▶ [What to do]:
Locate and copy all lines bearing the word "在开始使用抗反转录病毒药物".
================================
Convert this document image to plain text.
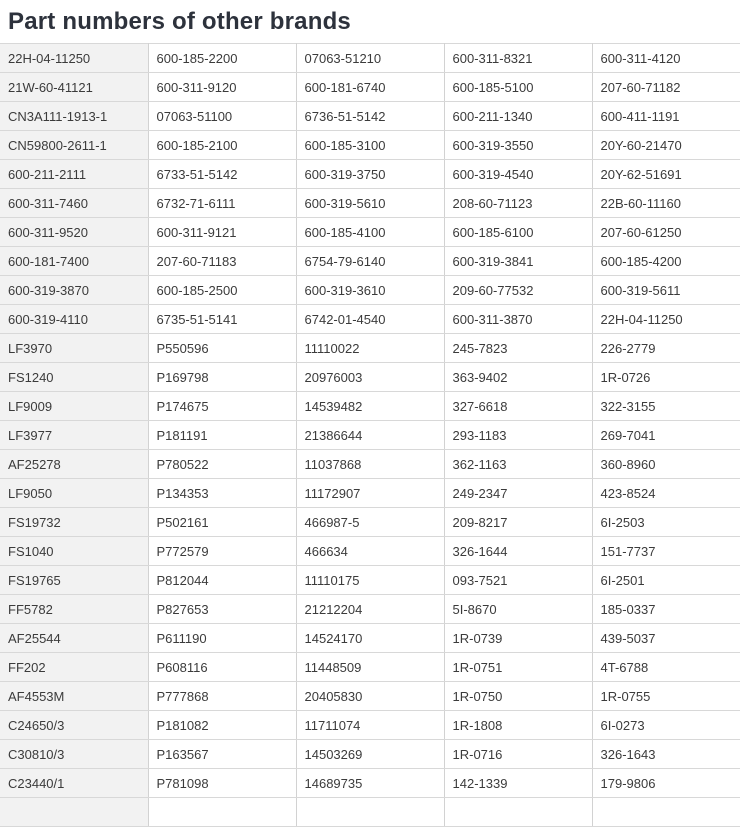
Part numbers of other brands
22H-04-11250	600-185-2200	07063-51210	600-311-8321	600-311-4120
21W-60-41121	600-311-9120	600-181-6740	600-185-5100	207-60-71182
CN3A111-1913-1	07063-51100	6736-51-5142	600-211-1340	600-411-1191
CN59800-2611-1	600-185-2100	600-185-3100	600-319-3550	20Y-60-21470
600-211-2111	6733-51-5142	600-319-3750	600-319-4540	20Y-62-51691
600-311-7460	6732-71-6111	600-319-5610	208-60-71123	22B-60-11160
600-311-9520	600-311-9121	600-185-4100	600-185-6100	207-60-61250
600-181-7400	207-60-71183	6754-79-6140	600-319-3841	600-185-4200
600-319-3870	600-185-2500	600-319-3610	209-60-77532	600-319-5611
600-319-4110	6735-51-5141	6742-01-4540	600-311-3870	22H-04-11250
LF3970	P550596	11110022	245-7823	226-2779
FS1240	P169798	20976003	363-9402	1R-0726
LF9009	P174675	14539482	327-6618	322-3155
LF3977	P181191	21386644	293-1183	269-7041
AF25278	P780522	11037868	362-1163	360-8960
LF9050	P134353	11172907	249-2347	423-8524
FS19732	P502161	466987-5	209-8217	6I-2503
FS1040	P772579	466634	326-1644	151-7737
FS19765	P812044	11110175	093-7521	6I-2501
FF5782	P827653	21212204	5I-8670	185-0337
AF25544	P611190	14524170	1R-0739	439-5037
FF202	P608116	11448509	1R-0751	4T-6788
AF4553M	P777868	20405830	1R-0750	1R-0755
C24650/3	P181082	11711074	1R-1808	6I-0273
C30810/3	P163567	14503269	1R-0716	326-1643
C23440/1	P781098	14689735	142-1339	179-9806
================================
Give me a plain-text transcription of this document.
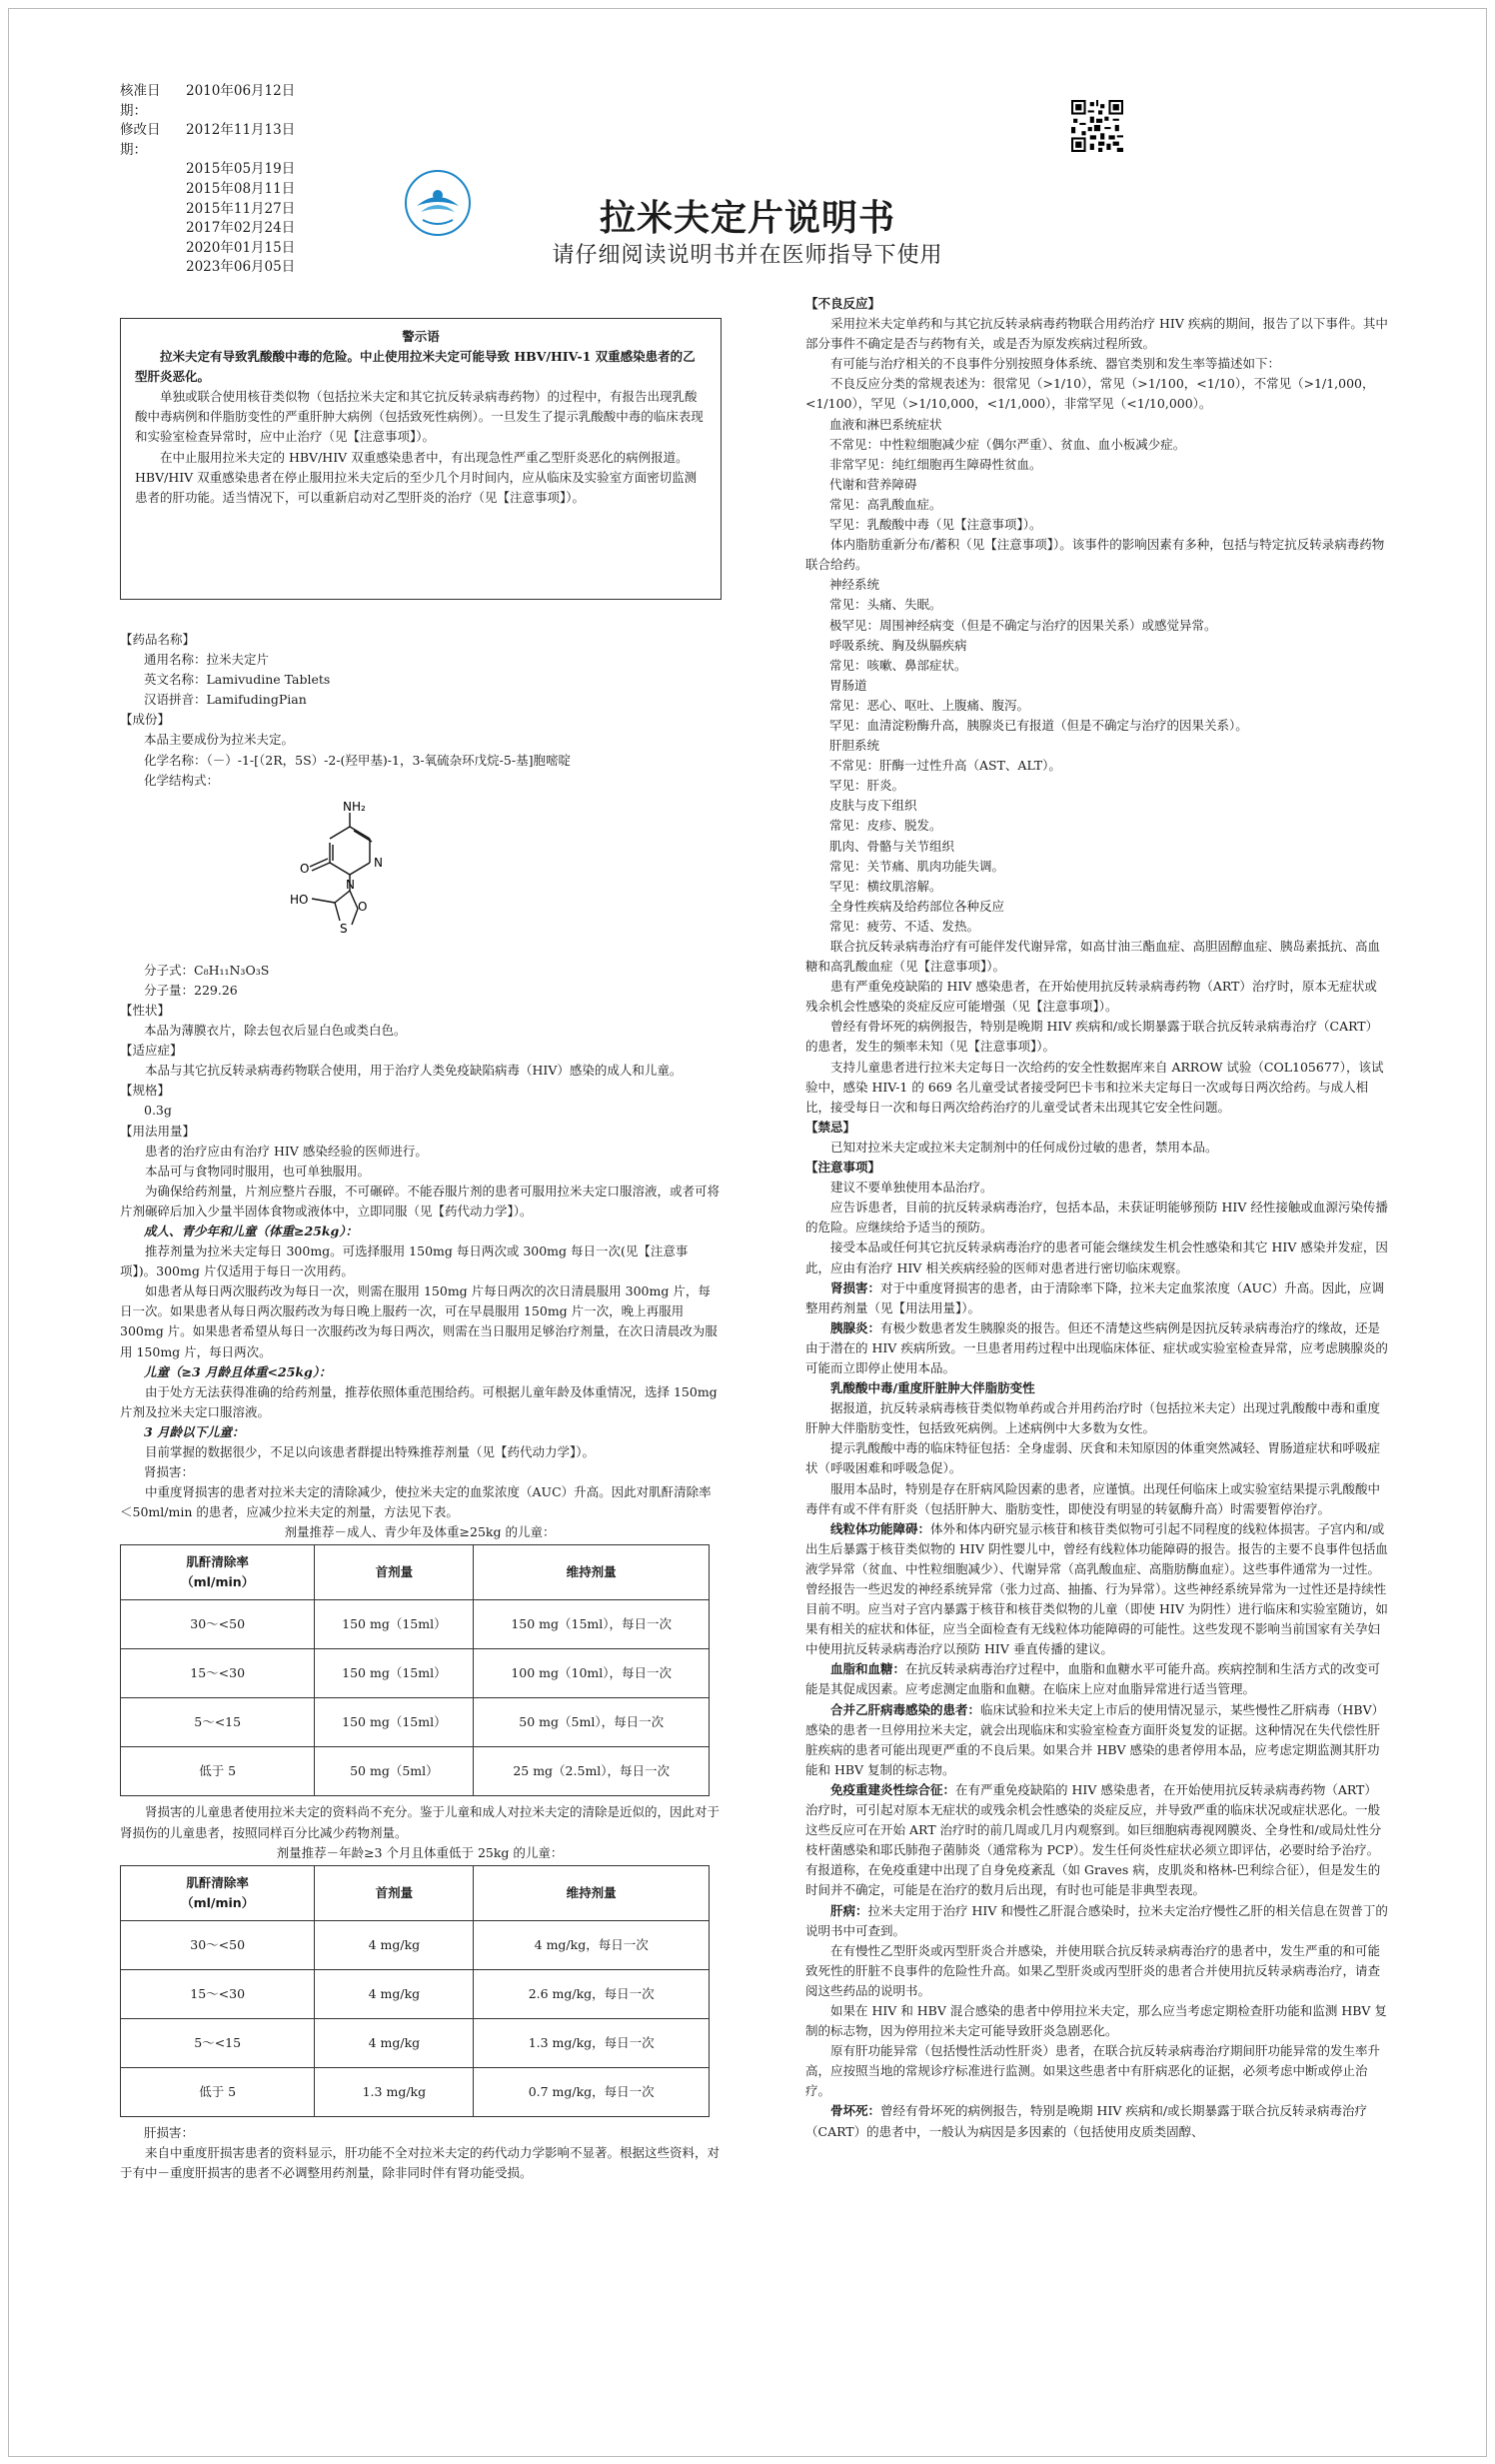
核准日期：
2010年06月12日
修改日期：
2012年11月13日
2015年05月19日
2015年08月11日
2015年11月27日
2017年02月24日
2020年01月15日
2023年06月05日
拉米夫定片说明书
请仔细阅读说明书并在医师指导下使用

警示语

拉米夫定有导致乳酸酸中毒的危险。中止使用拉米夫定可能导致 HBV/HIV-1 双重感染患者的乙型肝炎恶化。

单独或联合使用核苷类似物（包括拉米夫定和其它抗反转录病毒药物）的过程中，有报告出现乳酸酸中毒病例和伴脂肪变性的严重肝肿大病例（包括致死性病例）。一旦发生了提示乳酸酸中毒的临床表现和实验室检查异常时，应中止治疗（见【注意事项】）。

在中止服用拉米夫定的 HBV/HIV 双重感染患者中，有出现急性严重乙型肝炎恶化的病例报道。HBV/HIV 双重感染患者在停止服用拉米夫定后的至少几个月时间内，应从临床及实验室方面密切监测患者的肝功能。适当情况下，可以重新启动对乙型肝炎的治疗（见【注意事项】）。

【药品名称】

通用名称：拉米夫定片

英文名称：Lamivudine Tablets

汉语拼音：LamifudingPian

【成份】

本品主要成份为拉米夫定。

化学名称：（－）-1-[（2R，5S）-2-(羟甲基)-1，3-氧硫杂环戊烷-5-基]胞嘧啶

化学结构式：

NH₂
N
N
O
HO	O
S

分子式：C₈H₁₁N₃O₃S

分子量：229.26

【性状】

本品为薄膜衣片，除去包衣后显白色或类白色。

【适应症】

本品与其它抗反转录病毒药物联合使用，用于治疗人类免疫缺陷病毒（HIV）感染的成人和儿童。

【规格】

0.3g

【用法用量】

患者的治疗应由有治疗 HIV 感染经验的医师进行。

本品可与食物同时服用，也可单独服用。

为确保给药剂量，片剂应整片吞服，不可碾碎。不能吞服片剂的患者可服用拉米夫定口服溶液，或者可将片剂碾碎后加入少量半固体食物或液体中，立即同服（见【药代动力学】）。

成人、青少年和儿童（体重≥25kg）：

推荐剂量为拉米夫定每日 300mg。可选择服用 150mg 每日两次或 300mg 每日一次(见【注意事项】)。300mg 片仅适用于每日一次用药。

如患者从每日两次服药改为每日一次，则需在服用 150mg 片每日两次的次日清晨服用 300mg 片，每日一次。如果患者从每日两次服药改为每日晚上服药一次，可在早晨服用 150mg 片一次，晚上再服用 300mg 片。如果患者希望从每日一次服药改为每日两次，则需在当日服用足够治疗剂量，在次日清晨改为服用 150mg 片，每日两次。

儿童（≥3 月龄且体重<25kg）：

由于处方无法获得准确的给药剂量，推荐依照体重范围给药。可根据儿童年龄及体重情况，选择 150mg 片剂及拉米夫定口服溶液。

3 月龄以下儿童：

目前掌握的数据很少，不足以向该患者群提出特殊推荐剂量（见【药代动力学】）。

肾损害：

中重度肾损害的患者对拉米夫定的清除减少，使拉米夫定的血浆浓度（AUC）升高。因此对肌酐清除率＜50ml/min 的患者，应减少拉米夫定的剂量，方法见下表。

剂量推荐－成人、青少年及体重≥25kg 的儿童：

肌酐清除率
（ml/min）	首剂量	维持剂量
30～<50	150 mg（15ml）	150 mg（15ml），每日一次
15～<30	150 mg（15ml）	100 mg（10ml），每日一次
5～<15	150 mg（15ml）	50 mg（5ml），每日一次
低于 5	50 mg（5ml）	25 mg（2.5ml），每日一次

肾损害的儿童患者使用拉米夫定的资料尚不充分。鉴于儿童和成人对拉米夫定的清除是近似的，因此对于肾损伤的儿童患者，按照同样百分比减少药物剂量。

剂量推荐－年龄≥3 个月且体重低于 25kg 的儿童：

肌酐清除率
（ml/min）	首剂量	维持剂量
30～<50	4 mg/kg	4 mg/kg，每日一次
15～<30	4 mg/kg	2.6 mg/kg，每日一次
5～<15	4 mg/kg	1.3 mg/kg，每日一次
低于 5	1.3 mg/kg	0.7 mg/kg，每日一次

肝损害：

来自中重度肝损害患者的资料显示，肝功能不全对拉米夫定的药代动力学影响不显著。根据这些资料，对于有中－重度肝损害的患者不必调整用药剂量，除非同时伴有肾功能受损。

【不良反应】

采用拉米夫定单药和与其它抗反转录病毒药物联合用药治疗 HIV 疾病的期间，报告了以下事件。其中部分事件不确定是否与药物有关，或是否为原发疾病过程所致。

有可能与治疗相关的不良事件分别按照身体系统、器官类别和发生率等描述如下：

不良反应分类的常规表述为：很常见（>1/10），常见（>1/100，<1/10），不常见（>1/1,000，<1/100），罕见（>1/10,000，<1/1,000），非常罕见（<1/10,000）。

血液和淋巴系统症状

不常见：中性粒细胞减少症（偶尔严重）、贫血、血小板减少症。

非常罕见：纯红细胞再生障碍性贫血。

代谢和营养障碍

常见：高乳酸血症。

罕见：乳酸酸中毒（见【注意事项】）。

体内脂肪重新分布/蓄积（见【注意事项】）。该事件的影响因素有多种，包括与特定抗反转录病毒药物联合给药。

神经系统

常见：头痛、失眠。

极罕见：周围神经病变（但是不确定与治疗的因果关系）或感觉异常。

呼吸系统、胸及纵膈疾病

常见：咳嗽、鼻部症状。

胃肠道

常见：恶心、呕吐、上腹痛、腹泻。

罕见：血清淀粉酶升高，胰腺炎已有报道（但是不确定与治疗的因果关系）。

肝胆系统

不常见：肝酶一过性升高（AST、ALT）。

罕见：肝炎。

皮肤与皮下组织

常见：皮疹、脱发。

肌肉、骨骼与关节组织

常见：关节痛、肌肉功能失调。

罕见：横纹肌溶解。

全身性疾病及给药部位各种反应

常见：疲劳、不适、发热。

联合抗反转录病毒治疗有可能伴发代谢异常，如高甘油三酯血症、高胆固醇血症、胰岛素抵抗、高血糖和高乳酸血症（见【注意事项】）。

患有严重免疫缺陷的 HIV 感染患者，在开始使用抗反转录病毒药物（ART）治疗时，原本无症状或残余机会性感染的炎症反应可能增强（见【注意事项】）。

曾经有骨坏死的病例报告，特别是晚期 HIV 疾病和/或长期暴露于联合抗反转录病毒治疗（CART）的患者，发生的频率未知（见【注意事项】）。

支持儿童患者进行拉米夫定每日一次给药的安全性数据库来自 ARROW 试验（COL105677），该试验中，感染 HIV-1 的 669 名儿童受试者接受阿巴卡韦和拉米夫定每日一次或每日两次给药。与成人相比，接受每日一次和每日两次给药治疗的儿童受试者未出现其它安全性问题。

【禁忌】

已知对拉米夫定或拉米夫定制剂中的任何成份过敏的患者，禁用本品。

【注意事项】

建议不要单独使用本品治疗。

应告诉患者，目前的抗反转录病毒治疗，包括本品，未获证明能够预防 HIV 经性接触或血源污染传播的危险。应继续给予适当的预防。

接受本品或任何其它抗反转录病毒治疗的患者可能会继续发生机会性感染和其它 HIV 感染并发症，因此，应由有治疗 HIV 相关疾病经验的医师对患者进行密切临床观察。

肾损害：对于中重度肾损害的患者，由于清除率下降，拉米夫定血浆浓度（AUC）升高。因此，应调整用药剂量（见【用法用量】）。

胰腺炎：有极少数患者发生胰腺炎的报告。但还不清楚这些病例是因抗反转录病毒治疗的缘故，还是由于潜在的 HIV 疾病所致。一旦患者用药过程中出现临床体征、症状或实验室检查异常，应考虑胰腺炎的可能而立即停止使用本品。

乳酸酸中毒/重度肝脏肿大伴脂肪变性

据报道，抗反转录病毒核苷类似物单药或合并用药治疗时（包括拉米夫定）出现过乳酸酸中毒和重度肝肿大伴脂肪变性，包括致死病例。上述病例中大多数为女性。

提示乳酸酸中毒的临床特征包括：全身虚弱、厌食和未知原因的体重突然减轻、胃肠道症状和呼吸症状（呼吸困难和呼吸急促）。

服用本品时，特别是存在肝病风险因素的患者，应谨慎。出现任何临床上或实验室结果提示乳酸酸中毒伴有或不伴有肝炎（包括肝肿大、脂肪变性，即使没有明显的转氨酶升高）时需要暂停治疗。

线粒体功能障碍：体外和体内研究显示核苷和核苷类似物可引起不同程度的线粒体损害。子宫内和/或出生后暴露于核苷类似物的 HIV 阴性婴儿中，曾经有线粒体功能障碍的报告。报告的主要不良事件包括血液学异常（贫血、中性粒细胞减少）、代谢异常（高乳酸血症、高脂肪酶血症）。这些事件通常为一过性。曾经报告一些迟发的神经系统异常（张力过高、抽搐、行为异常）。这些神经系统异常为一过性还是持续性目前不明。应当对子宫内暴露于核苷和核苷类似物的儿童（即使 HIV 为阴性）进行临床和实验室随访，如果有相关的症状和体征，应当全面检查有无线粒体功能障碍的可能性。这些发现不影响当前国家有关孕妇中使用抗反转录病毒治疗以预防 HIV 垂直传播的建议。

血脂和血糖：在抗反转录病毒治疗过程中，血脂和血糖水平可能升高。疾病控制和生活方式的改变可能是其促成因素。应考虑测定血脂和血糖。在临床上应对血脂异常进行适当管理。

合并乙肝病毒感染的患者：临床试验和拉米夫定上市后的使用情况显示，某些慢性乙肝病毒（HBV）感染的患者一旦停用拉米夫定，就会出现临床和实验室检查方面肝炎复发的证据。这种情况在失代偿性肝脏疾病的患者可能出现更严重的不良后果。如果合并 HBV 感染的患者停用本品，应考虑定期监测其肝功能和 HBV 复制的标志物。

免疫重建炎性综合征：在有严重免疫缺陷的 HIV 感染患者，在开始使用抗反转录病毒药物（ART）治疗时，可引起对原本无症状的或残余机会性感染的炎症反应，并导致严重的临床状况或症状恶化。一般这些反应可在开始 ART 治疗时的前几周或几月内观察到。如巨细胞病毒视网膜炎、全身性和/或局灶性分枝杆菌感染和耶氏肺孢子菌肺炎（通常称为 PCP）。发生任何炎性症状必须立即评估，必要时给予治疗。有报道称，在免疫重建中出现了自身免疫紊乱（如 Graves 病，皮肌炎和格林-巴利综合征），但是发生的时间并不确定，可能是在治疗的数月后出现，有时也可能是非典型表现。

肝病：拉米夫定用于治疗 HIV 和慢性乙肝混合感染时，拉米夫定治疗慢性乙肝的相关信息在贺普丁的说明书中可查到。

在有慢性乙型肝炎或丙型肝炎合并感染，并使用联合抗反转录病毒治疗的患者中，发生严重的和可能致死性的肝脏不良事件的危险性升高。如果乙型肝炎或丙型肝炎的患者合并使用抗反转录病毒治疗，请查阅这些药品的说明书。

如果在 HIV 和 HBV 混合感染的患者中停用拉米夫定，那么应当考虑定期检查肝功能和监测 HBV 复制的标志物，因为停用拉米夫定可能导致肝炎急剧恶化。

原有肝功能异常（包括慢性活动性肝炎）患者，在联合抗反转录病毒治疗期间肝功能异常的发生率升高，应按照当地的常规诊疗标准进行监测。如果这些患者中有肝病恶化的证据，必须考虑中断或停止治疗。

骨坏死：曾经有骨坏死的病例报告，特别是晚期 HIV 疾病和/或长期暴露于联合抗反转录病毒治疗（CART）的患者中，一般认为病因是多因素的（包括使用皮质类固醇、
================================
▶ [Response for this exercise]:
患有严重免疫缺陷的 HIV 感染患者，在开始使用抗反转录病毒药物（ART）治疗时，原本无症状或残余机会性感染的炎症反应可能增强（见【注意事项】）。
免疫重建炎性综合征：在有严重免疫缺陷的 HIV 感染患者，在开始使用抗反转录病毒药物（ART）治疗时，可引起对原本无症状的或残余机会性感染的炎症反应，并导致严重的临床状况或症状恶化。一般这些反应可在开始 ART 治疗时的前几周或几月内观察到。如巨细胞病毒视网膜炎、全身性和/或局灶性分枝杆菌感染和耶氏肺孢子菌肺炎（通常称为 PCP）。发生任何炎性症状必须立即评估，必要时给予治疗。有报道称，在免疫重建中出现了自身免疫紊乱（如 Graves 病，皮肌炎和格林-巴利综合征），但是发生的时间并不确定，可能是在治疗的数月后出现，有时也可能是非典型表现。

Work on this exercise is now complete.